* _Stated goal_
Exact reproduction is required for all entries.

* begin Supplied material *

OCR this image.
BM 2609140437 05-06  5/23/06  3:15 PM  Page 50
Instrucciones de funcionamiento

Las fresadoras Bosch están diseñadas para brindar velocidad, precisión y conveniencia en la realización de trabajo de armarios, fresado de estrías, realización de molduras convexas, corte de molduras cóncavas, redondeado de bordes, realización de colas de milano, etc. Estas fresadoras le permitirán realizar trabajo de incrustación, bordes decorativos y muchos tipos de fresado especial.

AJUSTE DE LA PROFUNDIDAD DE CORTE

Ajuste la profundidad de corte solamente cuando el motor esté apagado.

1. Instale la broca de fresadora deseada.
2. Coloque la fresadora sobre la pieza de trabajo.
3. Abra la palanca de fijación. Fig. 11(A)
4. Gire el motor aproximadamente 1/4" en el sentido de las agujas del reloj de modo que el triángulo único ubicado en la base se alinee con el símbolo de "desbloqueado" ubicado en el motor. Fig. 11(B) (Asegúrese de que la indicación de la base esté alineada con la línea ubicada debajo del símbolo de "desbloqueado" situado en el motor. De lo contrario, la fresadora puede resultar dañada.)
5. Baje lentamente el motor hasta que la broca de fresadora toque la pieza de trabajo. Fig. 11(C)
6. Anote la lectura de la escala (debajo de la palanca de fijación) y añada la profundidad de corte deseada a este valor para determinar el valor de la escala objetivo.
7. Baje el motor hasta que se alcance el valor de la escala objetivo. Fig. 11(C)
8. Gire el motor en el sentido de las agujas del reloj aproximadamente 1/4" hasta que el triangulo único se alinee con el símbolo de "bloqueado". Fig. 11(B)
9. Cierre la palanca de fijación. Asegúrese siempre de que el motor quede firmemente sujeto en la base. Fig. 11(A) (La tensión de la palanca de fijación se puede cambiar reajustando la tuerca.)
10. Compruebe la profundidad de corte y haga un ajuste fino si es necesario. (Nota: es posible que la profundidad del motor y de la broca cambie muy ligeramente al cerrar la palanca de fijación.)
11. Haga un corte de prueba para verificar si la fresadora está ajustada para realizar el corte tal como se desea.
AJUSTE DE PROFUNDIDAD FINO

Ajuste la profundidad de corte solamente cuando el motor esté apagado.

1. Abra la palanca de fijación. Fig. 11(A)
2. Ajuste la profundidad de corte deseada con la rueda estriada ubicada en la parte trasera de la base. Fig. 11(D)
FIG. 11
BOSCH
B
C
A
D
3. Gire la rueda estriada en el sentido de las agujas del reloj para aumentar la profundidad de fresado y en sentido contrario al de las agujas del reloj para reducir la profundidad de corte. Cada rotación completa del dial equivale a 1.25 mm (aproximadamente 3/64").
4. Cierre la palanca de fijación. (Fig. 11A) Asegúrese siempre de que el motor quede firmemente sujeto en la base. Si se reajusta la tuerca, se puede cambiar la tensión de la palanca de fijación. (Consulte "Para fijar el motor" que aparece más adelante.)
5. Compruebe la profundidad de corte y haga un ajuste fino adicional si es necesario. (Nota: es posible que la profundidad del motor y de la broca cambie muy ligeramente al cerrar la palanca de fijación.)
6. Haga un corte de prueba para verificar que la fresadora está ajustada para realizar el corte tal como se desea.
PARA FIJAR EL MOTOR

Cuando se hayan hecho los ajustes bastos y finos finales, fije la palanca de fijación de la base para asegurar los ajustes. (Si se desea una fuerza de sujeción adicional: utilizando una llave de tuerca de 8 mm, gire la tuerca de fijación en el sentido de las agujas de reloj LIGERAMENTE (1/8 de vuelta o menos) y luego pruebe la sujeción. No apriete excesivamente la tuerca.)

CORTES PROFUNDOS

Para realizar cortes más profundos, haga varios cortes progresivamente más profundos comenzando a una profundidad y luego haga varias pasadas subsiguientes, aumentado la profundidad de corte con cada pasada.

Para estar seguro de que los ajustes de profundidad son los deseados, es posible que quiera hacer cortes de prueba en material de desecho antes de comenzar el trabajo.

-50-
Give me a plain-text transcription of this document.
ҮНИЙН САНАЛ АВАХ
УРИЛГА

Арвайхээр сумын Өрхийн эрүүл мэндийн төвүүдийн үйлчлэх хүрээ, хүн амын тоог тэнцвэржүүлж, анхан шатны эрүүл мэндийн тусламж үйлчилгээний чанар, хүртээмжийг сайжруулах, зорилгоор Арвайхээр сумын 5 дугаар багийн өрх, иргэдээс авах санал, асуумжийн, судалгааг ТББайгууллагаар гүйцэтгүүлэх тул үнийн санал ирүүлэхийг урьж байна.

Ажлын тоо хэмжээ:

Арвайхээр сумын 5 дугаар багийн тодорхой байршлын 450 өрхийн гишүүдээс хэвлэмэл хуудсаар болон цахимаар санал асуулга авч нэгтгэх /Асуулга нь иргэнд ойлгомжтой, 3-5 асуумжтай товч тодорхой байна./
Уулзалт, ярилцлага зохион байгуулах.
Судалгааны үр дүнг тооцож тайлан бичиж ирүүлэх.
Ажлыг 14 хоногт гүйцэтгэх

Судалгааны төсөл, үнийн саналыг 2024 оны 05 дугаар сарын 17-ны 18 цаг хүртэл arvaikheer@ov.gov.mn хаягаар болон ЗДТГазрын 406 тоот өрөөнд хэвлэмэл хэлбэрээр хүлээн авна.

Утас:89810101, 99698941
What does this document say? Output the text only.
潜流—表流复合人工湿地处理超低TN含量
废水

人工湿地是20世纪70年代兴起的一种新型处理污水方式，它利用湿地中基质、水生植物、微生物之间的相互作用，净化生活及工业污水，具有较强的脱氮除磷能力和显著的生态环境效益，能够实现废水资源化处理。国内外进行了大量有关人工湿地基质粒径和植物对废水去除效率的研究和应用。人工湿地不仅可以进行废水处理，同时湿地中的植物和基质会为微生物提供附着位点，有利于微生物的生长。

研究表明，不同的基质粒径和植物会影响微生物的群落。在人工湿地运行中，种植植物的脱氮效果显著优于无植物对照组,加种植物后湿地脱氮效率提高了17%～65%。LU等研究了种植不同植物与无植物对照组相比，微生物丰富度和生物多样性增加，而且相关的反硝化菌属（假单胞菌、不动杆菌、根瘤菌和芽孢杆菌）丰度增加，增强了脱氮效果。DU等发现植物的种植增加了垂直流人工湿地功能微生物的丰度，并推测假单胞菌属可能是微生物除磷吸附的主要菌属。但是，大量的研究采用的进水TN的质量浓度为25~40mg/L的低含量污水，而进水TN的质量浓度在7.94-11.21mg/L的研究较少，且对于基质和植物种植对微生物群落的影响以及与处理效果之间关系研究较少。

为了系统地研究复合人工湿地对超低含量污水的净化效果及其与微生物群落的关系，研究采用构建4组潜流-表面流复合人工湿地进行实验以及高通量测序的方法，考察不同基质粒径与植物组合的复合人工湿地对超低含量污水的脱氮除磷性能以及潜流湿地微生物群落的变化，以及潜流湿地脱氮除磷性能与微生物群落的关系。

* end Supplied material *

* _Answer to this problem_
OCR this image.
BM 2609140437 05-06  5/23/06  3:15 PM  Page 50
Instrucciones de funcionamiento

Las fresadoras Bosch están diseñadas para brindar velocidad, precisión y conveniencia en la realización de trabajo de armarios, fresado de estrías, realización de molduras convexas, corte de molduras cóncavas, redondeado de bordes, realización de colas de milano, etc. Estas fresadoras le permitirán realizar trabajo de incrustación, bordes decorativos y muchos tipos de fresado especial.

AJUSTE DE LA PROFUNDIDAD DE CORTE

Ajuste la profundidad de corte solamente cuando el motor esté apagado.

1. Instale la broca de fresadora deseada.
2. Coloque la fresadora sobre la pieza de trabajo.
3. Abra la palanca de fijación. Fig. 11(A)
4. Gire el motor aproximadamente 1/4" en el sentido de las agujas del reloj de modo que el triángulo único ubicado en la base se alinee con el símbolo de "desbloqueado" ubicado en el motor. Fig. 11(B) (Asegúrese de que la indicación de la base esté alineada con la línea ubicada debajo del símbolo de "desbloqueado" situado en el motor. De lo contrario, la fresadora puede resultar dañada.)
5. Baje lentamente el motor hasta que la broca de fresadora toque la pieza de trabajo. Fig. 11(C)
6. Anote la lectura de la escala (debajo de la palanca de fijación) y añada la profundidad de corte deseada a este valor para determinar el valor de la escala objetivo.
7. Baje el motor hasta que se alcance el valor de la escala objetivo. Fig. 11(C)
8. Gire el motor en el sentido de las agujas del reloj aproximadamente 1/4" hasta que el triangulo único se alinee con el símbolo de "bloqueado". Fig. 11(B)
9. Cierre la palanca de fijación. Asegúrese siempre de que el motor quede firmemente sujeto en la base. Fig. 11(A) (La tensión de la palanca de fijación se puede cambiar reajustando la tuerca.)
10. Compruebe la profundidad de corte y haga un ajuste fino si es necesario. (Nota: es posible que la profundidad del motor y de la broca cambie muy ligeramente al cerrar la palanca de fijación.)
11. Haga un corte de prueba para verificar si la fresadora está ajustada para realizar el corte tal como se desea.
AJUSTE DE PROFUNDIDAD FINO

Ajuste la profundidad de corte solamente cuando el motor esté apagado.

1. Abra la palanca de fijación. Fig. 11(A)
2. Ajuste la profundidad de corte deseada con la rueda estriada ubicada en la parte trasera de la base. Fig. 11(D)
FIG. 11
BOSCH
B
C
A
D
3. Gire la rueda estriada en el sentido de las agujas del reloj para aumentar la profundidad de fresado y en sentido contrario al de las agujas del reloj para reducir la profundidad de corte. Cada rotación completa del dial equivale a 1.25 mm (aproximadamente 3/64").
4. Cierre la palanca de fijación. (Fig. 11A) Asegúrese siempre de que el motor quede firmemente sujeto en la base. Si se reajusta la tuerca, se puede cambiar la tensión de la palanca de fijación. (Consulte "Para fijar el motor" que aparece más adelante.)
5. Compruebe la profundidad de corte y haga un ajuste fino adicional si es necesario. (Nota: es posible que la profundidad del motor y de la broca cambie muy ligeramente al cerrar la palanca de fijación.)
6. Haga un corte de prueba para verificar que la fresadora está ajustada para realizar el corte tal como se desea.
PARA FIJAR EL MOTOR

Cuando se hayan hecho los ajustes bastos y finos finales, fije la palanca de fijación de la base para asegurar los ajustes. (Si se desea una fuerza de sujeción adicional: utilizando una llave de tuerca de 8 mm, gire la tuerca de fijación en el sentido de las agujas de reloj LIGERAMENTE (1/8 de vuelta o menos) y luego pruebe la sujeción. No apriete excesivamente la tuerca.)

CORTES PROFUNDOS

Para realizar cortes más profundos, haga varios cortes progresivamente más profundos comenzando a una profundidad y luego haga varias pasadas subsiguientes, aumentado la profundidad de corte con cada pasada.

Para estar seguro de que los ajustes de profundidad son los deseados, es posible que quiera hacer cortes de prueba en material de desecho antes de comenzar el trabajo.

-50-
Give me a plain-text transcription of this document.
ҮНИЙН САНАЛ АВАХ
УРИЛГА

Арвайхээр сумын Өрхийн эрүүл мэндийн төвүүдийн үйлчлэх хүрээ, хүн амын тоог тэнцвэржүүлж, анхан шатны эрүүл мэндийн тусламж үйлчилгээний чанар, хүртээмжийг сайжруулах, зорилгоор Арвайхээр сумын 5 дугаар багийн өрх, иргэдээс авах санал, асуумжийн, судалгааг ТББайгууллагаар гүйцэтгүүлэх тул үнийн санал ирүүлэхийг урьж байна.

Ажлын тоо хэмжээ:

Арвайхээр сумын 5 дугаар багийн тодорхой байршлын 450 өрхийн гишүүдээс хэвлэмэл хуудсаар болон цахимаар санал асуулга авч нэгтгэх /Асуулга нь иргэнд ойлгомжтой, 3-5 асуумжтай товч тодорхой байна./
Уулзалт, ярилцлага зохион байгуулах.
Судалгааны үр дүнг тооцож тайлан бичиж ирүүлэх.
Ажлыг 14 хоногт гүйцэтгэх

Судалгааны төсөл, үнийн саналыг 2024 оны 05 дугаар сарын 17-ны 18 цаг хүртэл arvaikheer@ov.gov.mn хаягаар болон ЗДТГазрын 406 тоот өрөөнд хэвлэмэл хэлбэрээр хүлээн авна.

Утас:89810101, 99698941
What does this document say? Output the text only.
潜流—表流复合人工湿地处理超低TN含量
废水

人工湿地是20世纪70年代兴起的一种新型处理污水方式，它利用湿地中基质、水生植物、微生物之间的相互作用，净化生活及工业污水，具有较强的脱氮除磷能力和显著的生态环境效益，能够实现废水资源化处理。国内外进行了大量有关人工湿地基质粒径和植物对废水去除效率的研究和应用。人工湿地不仅可以进行废水处理，同时湿地中的植物和基质会为微生物提供附着位点，有利于微生物的生长。

研究表明，不同的基质粒径和植物会影响微生物的群落。在人工湿地运行中，种植植物的脱氮效果显著优于无植物对照组,加种植物后湿地脱氮效率提高了17%～65%。LU等研究了种植不同植物与无植物对照组相比，微生物丰富度和生物多样性增加，而且相关的反硝化菌属（假单胞菌、不动杆菌、根瘤菌和芽孢杆菌）丰度增加，增强了脱氮效果。DU等发现植物的种植增加了垂直流人工湿地功能微生物的丰度，并推测假单胞菌属可能是微生物除磷吸附的主要菌属。但是，大量的研究采用的进水TN的质量浓度为25~40mg/L的低含量污水，而进水TN的质量浓度在7.94-11.21mg/L的研究较少，且对于基质和植物种植对微生物群落的影响以及与处理效果之间关系研究较少。

为了系统地研究复合人工湿地对超低含量污水的净化效果及其与微生物群落的关系，研究采用构建4组潜流-表面流复合人工湿地进行实验以及高通量测序的方法，考察不同基质粒径与植物组合的复合人工湿地对超低含量污水的脱氮除磷性能以及潜流湿地微生物群落的变化，以及潜流湿地脱氮除磷性能与微生物群落的关系。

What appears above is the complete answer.